◆ **What to work on**
Convert every line of the items below into a Markdown table with the columns "Row" and "Item". Give each line its own numbered row, and leave out blank lines.

** Start of Source records **

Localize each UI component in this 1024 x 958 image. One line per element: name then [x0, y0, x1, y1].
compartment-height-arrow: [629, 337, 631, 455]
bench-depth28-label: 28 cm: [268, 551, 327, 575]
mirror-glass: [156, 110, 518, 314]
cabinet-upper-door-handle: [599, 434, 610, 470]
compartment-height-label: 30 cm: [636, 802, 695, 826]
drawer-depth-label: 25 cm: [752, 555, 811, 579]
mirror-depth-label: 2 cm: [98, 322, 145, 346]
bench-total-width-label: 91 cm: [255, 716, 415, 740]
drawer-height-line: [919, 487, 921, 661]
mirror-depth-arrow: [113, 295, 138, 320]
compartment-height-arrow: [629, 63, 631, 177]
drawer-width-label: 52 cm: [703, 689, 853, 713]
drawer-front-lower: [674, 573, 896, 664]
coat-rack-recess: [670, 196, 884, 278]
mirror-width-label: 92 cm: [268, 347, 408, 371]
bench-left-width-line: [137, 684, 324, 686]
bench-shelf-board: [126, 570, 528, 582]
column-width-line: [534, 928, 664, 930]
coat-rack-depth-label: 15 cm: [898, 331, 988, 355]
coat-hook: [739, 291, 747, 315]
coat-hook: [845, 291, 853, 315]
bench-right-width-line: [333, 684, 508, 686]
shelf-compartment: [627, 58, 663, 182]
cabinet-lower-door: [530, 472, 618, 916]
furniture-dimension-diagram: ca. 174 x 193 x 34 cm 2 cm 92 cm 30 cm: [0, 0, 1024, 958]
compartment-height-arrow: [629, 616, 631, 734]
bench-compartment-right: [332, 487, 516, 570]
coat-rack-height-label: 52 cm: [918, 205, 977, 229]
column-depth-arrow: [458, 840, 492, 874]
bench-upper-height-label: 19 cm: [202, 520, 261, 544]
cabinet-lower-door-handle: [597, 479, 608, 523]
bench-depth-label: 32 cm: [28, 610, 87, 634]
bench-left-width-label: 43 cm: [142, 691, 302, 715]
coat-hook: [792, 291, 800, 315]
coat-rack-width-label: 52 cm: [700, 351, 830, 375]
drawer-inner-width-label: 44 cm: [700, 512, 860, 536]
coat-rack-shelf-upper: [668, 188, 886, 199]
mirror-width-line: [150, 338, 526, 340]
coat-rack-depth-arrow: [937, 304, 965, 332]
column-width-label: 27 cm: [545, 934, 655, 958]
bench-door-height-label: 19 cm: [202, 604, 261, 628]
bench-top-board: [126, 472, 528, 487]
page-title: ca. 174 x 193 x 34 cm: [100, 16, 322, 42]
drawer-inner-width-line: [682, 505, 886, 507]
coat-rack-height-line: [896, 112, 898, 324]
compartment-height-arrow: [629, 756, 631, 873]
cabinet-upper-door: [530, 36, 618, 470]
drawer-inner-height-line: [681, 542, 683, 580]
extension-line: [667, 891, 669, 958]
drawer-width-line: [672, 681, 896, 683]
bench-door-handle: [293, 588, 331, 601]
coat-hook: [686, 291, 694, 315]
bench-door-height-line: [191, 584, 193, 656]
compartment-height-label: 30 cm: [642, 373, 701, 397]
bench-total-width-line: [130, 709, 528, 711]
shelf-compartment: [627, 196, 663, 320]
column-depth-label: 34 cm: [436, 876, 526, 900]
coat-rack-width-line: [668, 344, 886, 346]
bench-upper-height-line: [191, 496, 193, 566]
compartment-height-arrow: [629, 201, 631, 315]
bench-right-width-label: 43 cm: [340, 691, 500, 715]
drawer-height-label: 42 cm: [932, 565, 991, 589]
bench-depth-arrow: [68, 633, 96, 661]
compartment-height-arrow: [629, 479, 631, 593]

** End of Source records **

◆ **Answer to the task**
| Row | Item |
|---|---|
| 1 | Localize each UI component in this 1024 x 958 image. One line per element: name then [x0, y0, x1, y1]. |
| 2 | compartment-height-arrow: [629, 337, 631, 455] |
| 3 | bench-depth28-label: 28 cm: [268, 551, 327, 575] |
| 4 | mirror-glass: [156, 110, 518, 314] |
| 5 | cabinet-upper-door-handle: [599, 434, 610, 470] |
| 6 | compartment-height-label: 30 cm: [636, 802, 695, 826] |
| 7 | drawer-depth-label: 25 cm: [752, 555, 811, 579] |
| 8 | mirror-depth-label: 2 cm: [98, 322, 145, 346] |
| 9 | bench-total-width-label: 91 cm: [255, 716, 415, 740] |
| 10 | drawer-height-line: [919, 487, 921, 661] |
| 11 | mirror-depth-arrow: [113, 295, 138, 320] |
| 12 | compartment-height-arrow: [629, 63, 631, 177] |
| 13 | drawer-width-label: 52 cm: [703, 689, 853, 713] |
| 14 | drawer-front-lower: [674, 573, 896, 664] |
| 15 | coat-rack-recess: [670, 196, 884, 278] |
| 16 | mirror-width-label: 92 cm: [268, 347, 408, 371] |
| 17 | bench-left-width-line: [137, 684, 324, 686] |
| 18 | bench-shelf-board: [126, 570, 528, 582] |
| 19 | column-width-line: [534, 928, 664, 930] |
| 20 | coat-rack-depth-label: 15 cm: [898, 331, 988, 355] |
| 21 | coat-hook: [739, 291, 747, 315] |
| 22 | coat-hook: [845, 291, 853, 315] |
| 23 | bench-right-width-line: [333, 684, 508, 686] |
| 24 | shelf-compartment: [627, 58, 663, 182] |
| 25 | cabinet-lower-door: [530, 472, 618, 916] |
| 26 | furniture-dimension-diagram: ca. 174 x 193 x 34 cm 2 cm 92 cm 30 cm: [0, 0, 1024, 958] |
| 27 | compartment-height-arrow: [629, 616, 631, 734] |
| 28 | bench-compartment-right: [332, 487, 516, 570] |
| 29 | coat-rack-height-label: 52 cm: [918, 205, 977, 229] |
| 30 | column-depth-arrow: [458, 840, 492, 874] |
| 31 | bench-upper-height-label: 19 cm: [202, 520, 261, 544] |
| 32 | cabinet-lower-door-handle: [597, 479, 608, 523] |
| 33 | bench-depth-label: 32 cm: [28, 610, 87, 634] |
| 34 | bench-left-width-label: 43 cm: [142, 691, 302, 715] |
| 35 | coat-hook: [792, 291, 800, 315] |
| 36 | coat-rack-width-label: 52 cm: [700, 351, 830, 375] |
| 37 | drawer-inner-width-label: 44 cm: [700, 512, 860, 536] |
| 38 | coat-rack-shelf-upper: [668, 188, 886, 199] |
| 39 | mirror-width-line: [150, 338, 526, 340] |
| 40 | coat-rack-depth-arrow: [937, 304, 965, 332] |
| 41 | column-width-label: 27 cm: [545, 934, 655, 958] |
| 42 | bench-door-height-label: 19 cm: [202, 604, 261, 628] |
| 43 | bench-top-board: [126, 472, 528, 487] |
| 44 | page-title: ca. 174 x 193 x 34 cm: [100, 16, 322, 42] |
| 45 | drawer-inner-width-line: [682, 505, 886, 507] |
| 46 | coat-rack-height-line: [896, 112, 898, 324] |
| 47 | compartment-height-arrow: [629, 756, 631, 873] |
| 48 | cabinet-upper-door: [530, 36, 618, 470] |
| 49 | drawer-inner-height-line: [681, 542, 683, 580] |
| 50 | extension-line: [667, 891, 669, 958] |
| 51 | drawer-width-line: [672, 681, 896, 683] |
| 52 | bench-door-handle: [293, 588, 331, 601] |
| 53 | coat-hook: [686, 291, 694, 315] |
| 54 | bench-door-height-line: [191, 584, 193, 656] |
| 55 | compartment-height-label: 30 cm: [642, 373, 701, 397] |
| 56 | bench-total-width-line: [130, 709, 528, 711] |
| 57 | shelf-compartment: [627, 196, 663, 320] |
| 58 | column-depth-label: 34 cm: [436, 876, 526, 900] |
| 59 | coat-rack-width-line: [668, 344, 886, 346] |
| 60 | bench-upper-height-line: [191, 496, 193, 566] |
| 61 | compartment-height-arrow: [629, 201, 631, 315] |
| 62 | bench-right-width-label: 43 cm: [340, 691, 500, 715] |
| 63 | drawer-height-label: 42 cm: [932, 565, 991, 589] |
| 64 | bench-depth-arrow: [68, 633, 96, 661] |
| 65 | compartment-height-arrow: [629, 479, 631, 593] |